SET PROBLEM - Reproduce verbatim the stretch of the CTR prediction abstract from "1 research outputs" through "prediction neural networks.".

EXCERPTED TEXT -
* * * * * * * * *

1 research outputs found
CowClip: Reducing CTR Prediction Model Training Time from 12 hours to 10 minutes on 1 GPU
The click-through rate (CTR) prediction task is to predict whether a user
will click on the recommended item. As mind-boggling amounts of data are
produced online daily, accelerating CTR prediction model training is critical
to ensuring an up-to-date model and reducing the training cost. One approach to
increase the training speed is to apply large batch training. However, as shown
in computer vision and natural language processing tasks, training with a large
batch easily suffers from the loss of accuracy. Our experiments show that
previous scaling rules fail in the training of CTR prediction neural networks.

* * * * * * * * *

LISTED RECORDS -
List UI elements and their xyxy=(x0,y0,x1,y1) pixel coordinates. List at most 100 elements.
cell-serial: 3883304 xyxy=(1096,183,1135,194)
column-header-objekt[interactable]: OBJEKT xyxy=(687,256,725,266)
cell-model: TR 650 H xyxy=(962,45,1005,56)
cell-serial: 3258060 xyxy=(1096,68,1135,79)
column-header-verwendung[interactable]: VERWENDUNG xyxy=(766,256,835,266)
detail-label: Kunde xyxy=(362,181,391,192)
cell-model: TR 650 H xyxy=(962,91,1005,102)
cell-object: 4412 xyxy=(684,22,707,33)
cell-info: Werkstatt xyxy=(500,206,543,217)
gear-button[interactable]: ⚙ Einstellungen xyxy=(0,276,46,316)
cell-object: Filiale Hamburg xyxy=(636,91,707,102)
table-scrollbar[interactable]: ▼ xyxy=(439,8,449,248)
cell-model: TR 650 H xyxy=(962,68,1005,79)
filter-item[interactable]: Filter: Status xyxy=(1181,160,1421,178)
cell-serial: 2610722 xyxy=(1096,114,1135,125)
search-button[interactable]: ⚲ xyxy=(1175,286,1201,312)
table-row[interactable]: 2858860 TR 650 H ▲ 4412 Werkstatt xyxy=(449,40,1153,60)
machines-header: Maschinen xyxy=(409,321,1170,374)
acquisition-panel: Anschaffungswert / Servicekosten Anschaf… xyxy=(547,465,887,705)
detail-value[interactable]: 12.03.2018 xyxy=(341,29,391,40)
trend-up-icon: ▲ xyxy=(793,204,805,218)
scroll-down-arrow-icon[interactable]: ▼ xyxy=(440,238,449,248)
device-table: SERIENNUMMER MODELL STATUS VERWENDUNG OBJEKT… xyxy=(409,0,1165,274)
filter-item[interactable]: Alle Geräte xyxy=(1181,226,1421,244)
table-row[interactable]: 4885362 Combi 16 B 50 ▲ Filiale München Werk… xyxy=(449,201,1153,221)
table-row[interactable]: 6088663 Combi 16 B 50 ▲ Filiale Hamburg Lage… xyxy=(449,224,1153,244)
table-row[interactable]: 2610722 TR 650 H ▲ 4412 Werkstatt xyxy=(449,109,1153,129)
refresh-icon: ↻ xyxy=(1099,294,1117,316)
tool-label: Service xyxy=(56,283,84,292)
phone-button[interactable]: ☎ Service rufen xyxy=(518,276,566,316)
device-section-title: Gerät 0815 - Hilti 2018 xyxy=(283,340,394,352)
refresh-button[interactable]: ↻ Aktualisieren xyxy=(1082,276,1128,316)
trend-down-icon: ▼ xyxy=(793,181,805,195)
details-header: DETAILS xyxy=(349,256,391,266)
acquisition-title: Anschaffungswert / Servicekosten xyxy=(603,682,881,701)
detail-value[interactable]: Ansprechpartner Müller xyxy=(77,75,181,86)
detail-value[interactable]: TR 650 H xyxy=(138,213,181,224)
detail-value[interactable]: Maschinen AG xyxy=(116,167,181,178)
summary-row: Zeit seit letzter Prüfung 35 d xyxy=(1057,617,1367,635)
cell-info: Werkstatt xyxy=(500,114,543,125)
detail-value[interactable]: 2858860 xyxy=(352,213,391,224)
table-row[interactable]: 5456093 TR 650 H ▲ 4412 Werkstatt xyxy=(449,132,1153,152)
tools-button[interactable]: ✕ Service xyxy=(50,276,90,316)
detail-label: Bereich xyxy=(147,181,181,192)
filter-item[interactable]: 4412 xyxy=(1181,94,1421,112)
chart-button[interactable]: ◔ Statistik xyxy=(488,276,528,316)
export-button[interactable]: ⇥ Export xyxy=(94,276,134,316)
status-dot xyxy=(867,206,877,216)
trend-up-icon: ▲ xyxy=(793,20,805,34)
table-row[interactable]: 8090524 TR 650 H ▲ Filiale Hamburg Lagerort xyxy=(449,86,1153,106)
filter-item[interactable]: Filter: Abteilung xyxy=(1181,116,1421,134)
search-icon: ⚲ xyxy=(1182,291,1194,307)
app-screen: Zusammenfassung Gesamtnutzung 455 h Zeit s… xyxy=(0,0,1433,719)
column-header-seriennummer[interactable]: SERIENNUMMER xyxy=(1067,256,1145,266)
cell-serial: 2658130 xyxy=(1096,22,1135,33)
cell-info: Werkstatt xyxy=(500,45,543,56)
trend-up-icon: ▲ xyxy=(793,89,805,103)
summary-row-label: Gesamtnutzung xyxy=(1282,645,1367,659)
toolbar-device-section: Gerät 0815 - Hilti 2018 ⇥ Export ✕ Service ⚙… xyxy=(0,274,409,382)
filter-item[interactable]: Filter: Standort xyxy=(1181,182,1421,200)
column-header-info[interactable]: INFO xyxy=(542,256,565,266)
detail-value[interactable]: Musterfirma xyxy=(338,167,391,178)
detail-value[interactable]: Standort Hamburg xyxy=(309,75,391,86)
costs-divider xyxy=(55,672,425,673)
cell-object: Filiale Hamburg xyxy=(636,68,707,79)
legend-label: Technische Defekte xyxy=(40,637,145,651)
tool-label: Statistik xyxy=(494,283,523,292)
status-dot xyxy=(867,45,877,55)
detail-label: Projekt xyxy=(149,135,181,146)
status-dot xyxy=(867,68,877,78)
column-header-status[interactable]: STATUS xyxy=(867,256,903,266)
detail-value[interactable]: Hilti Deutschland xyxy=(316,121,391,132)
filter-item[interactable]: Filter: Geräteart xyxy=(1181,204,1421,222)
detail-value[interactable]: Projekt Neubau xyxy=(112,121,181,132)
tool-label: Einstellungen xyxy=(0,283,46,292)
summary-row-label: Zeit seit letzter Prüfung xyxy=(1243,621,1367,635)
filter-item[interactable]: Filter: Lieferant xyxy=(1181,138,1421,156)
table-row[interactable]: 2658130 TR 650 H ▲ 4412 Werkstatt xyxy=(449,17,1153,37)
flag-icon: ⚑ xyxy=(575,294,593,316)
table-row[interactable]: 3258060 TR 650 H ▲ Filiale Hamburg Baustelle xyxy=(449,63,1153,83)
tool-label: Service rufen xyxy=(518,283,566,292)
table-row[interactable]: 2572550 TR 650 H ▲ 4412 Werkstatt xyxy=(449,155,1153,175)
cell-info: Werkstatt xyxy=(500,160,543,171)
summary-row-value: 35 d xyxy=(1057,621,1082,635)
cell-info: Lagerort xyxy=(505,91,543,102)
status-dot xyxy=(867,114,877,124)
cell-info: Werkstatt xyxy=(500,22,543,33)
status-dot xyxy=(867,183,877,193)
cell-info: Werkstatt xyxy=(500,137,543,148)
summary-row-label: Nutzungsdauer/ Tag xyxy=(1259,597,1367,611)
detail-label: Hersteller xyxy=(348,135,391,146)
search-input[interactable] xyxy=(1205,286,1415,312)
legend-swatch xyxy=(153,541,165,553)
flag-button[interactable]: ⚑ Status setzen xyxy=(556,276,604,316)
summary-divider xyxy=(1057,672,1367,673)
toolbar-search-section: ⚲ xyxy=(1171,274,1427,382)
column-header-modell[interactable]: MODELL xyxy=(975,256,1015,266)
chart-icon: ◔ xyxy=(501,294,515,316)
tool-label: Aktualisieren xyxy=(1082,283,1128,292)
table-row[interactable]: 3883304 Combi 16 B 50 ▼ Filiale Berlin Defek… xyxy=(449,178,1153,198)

* * * * * * * * *

RESULT -
1 research outputs found
CowClip: Reducing CTR Prediction Model Training Time from 12 hours to 10 minutes on 1 GPU
The click-through rate (CTR) prediction task is to predict whether a user
will click on the recommended item. As mind-boggling amounts of data are
produced online daily, accelerating CTR prediction model training is critical
to ensuring an up-to-date model and reducing the training cost. One approach to
increase the training speed is to apply large batch training. However, as shown
in computer vision and natural language processing tasks, training with a large
batch easily suffers from the loss of accuracy. Our experiments show that
previous scaling rules fail in the training of CTR prediction neural networks.